Start

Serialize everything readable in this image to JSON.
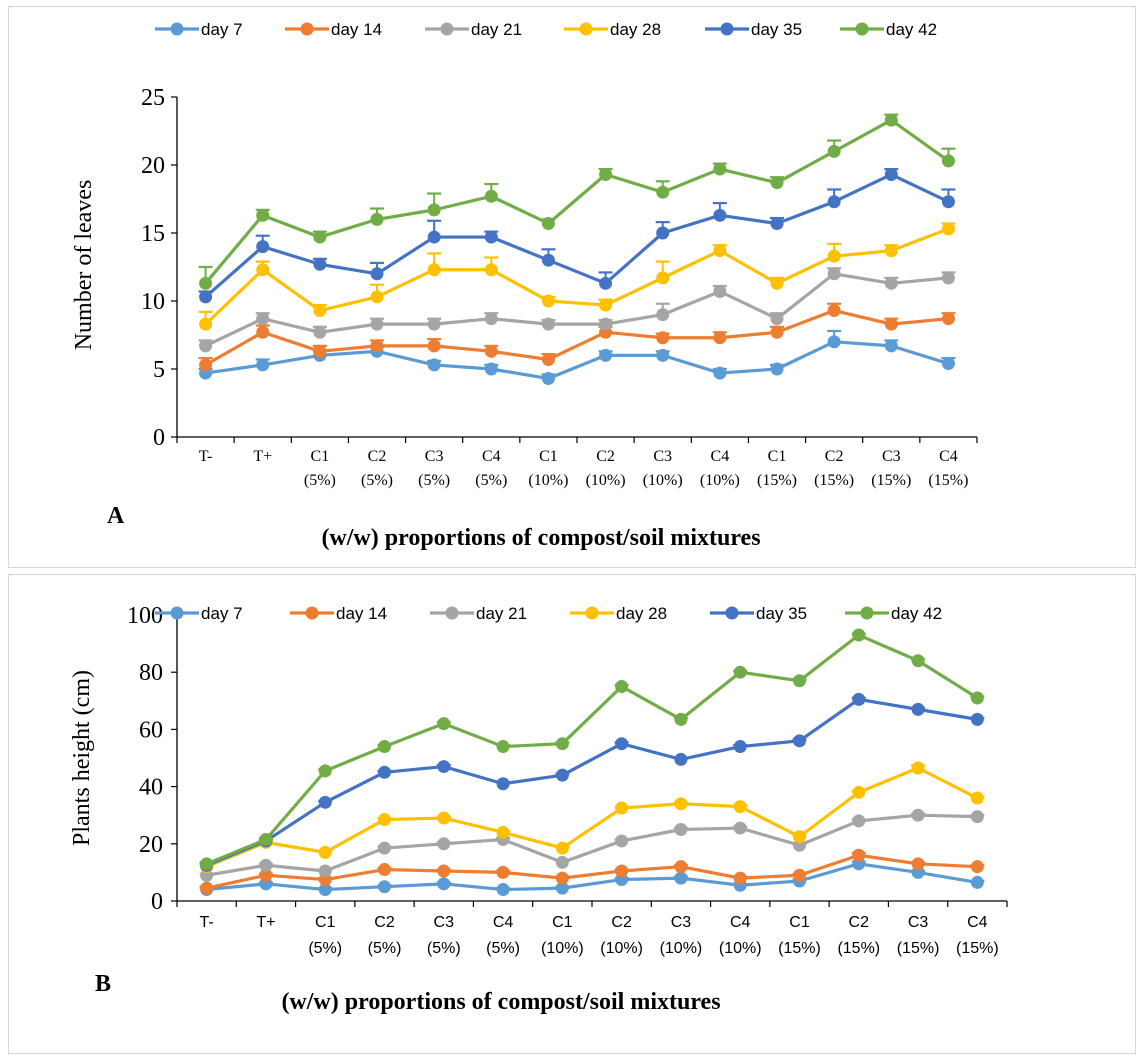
{
  "chart_data": [
    {
      "panel_label": "A",
      "type": "line",
      "title": "",
      "xlabel": "(w/w) proportions of compost/soil mixtures",
      "ylabel": "Number of leaves",
      "ylim": [
        0,
        25
      ],
      "yticks": [
        "0",
        "5",
        "10",
        "15",
        "20",
        "25"
      ],
      "categories": [
        "T-",
        "T+",
        "C1\n(5%)",
        "C2\n(5%)",
        "C3\n(5%)",
        "C4\n(5%)",
        "C1\n(10%)",
        "C2\n(10%)",
        "C3\n(10%)",
        "C4\n(10%)",
        "C1\n(15%)",
        "C2\n(15%)",
        "C3\n(15%)",
        "C4\n(15%)"
      ],
      "legend_position": "top",
      "error_bars": true,
      "grid": false,
      "series": [
        {
          "name": "day 7",
          "color": "#5B9BD5",
          "values": [
            4.7,
            5.3,
            6.0,
            6.3,
            5.3,
            5.0,
            4.3,
            6.0,
            6.0,
            4.7,
            5.0,
            7.0,
            6.7,
            5.4
          ],
          "errors": [
            0.3,
            0.4,
            0.3,
            0.3,
            0.3,
            0.3,
            0.3,
            0.3,
            0.3,
            0.3,
            0.3,
            0.8,
            0.4,
            0.4
          ]
        },
        {
          "name": "day 14",
          "color": "#ED7D31",
          "values": [
            5.3,
            7.7,
            6.3,
            6.7,
            6.7,
            6.3,
            5.7,
            7.7,
            7.3,
            7.3,
            7.7,
            9.3,
            8.3,
            8.7
          ],
          "errors": [
            0.5,
            0.5,
            0.4,
            0.4,
            0.5,
            0.4,
            0.4,
            0.4,
            0.3,
            0.4,
            0.4,
            0.5,
            0.4,
            0.4
          ]
        },
        {
          "name": "day 21",
          "color": "#A5A5A5",
          "values": [
            6.7,
            8.7,
            7.7,
            8.3,
            8.3,
            8.7,
            8.3,
            8.3,
            9.0,
            10.7,
            8.7,
            12.0,
            11.3,
            11.7
          ],
          "errors": [
            0.4,
            0.4,
            0.4,
            0.4,
            0.4,
            0.4,
            0.3,
            0.3,
            0.8,
            0.4,
            0.4,
            0.4,
            0.4,
            0.4
          ]
        },
        {
          "name": "day 28",
          "color": "#FFC000",
          "values": [
            8.3,
            12.3,
            9.3,
            10.3,
            12.3,
            12.3,
            10.0,
            9.7,
            11.7,
            13.7,
            11.3,
            13.3,
            13.7,
            15.3
          ],
          "errors": [
            0.9,
            0.6,
            0.4,
            0.9,
            1.2,
            0.9,
            0.3,
            0.4,
            1.2,
            0.4,
            0.4,
            0.9,
            0.4,
            0.4
          ]
        },
        {
          "name": "day 35",
          "color": "#4472C4",
          "values": [
            10.3,
            14.0,
            12.7,
            12.0,
            14.7,
            14.7,
            13.0,
            11.3,
            15.0,
            16.3,
            15.7,
            17.3,
            19.3,
            17.3
          ],
          "errors": [
            0.4,
            0.8,
            0.4,
            0.8,
            1.2,
            0.4,
            0.8,
            0.8,
            0.8,
            0.9,
            0.4,
            0.9,
            0.4,
            0.9
          ]
        },
        {
          "name": "day 42",
          "color": "#70AD47",
          "values": [
            11.3,
            16.3,
            14.7,
            16.0,
            16.7,
            17.7,
            15.7,
            19.3,
            18.0,
            19.7,
            18.7,
            21.0,
            23.3,
            20.3
          ],
          "errors": [
            1.2,
            0.4,
            0.4,
            0.8,
            1.2,
            0.9,
            0.3,
            0.4,
            0.8,
            0.4,
            0.4,
            0.8,
            0.4,
            0.9
          ]
        }
      ]
    },
    {
      "panel_label": "B",
      "type": "line",
      "title": "",
      "xlabel": "(w/w) proportions of compost/soil mixtures",
      "ylabel": "Plants height (cm)",
      "ylim": [
        0,
        100
      ],
      "yticks": [
        "0",
        "20",
        "40",
        "60",
        "80",
        "100"
      ],
      "categories": [
        "T-",
        "T+",
        "C1\n(5%)",
        "C2\n(5%)",
        "C3\n(5%)",
        "C4\n(5%)",
        "C1\n(10%)",
        "C2\n(10%)",
        "C3\n(10%)",
        "C4\n(10%)",
        "C1\n(15%)",
        "C2\n(15%)",
        "C3\n(15%)",
        "C4\n(15%)"
      ],
      "legend_position": "top",
      "error_bars": true,
      "grid": false,
      "series": [
        {
          "name": "day 7",
          "color": "#5B9BD5",
          "values": [
            4,
            6,
            4,
            5,
            6,
            4,
            4.5,
            7.5,
            8,
            5.5,
            7,
            13,
            10,
            6.5
          ],
          "errors": [
            0.5,
            0.5,
            0.5,
            0.5,
            0.5,
            0.5,
            0.5,
            0.5,
            0.5,
            0.5,
            0.5,
            0.8,
            0.5,
            0.5
          ]
        },
        {
          "name": "day 14",
          "color": "#ED7D31",
          "values": [
            4.5,
            9,
            7.5,
            11,
            10.5,
            10,
            8,
            10.5,
            12,
            8,
            9,
            16,
            13,
            12
          ],
          "errors": [
            0.5,
            0.5,
            0.5,
            0.5,
            0.5,
            0.5,
            0.5,
            0.5,
            0.5,
            0.5,
            0.5,
            0.8,
            0.5,
            0.5
          ]
        },
        {
          "name": "day 21",
          "color": "#A5A5A5",
          "values": [
            9,
            12.5,
            10.5,
            18.5,
            20,
            21.5,
            13.5,
            21,
            25,
            25.5,
            19.5,
            28,
            30,
            29.5
          ],
          "errors": [
            0.5,
            0.5,
            0.5,
            0.5,
            0.5,
            0.5,
            0.5,
            0.5,
            0.5,
            0.5,
            0.5,
            0.5,
            0.5,
            0.5
          ]
        },
        {
          "name": "day 28",
          "color": "#FFC000",
          "values": [
            12,
            20.5,
            17,
            28.5,
            29,
            24,
            18.5,
            32.5,
            34,
            33,
            22.5,
            38,
            46.5,
            36
          ],
          "errors": [
            0.5,
            0.5,
            0.5,
            0.5,
            0.5,
            0.5,
            0.5,
            0.5,
            0.5,
            0.5,
            0.5,
            0.5,
            1.0,
            0.5
          ]
        },
        {
          "name": "day 35",
          "color": "#4472C4",
          "values": [
            12.5,
            21,
            34.5,
            45,
            47,
            41,
            44,
            55,
            49.5,
            54,
            56,
            70.5,
            67,
            63.5
          ],
          "errors": [
            0.5,
            0.5,
            0.5,
            0.5,
            0.5,
            0.5,
            0.5,
            0.5,
            0.5,
            0.5,
            0.5,
            0.5,
            0.5,
            0.5
          ]
        },
        {
          "name": "day 42",
          "color": "#70AD47",
          "values": [
            13,
            21.5,
            45.5,
            54,
            62,
            54,
            55,
            75,
            63.5,
            80,
            77,
            93,
            84,
            71
          ],
          "errors": [
            0.5,
            0.5,
            0.5,
            0.5,
            0.5,
            0.5,
            0.5,
            0.5,
            0.5,
            0.5,
            0.5,
            0.5,
            0.5,
            0.5
          ]
        }
      ]
    }
  ]
}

End

What you need to do -
Work out how many lines of the listing above include the word "ylabel". Report only the number.

Finished task -
2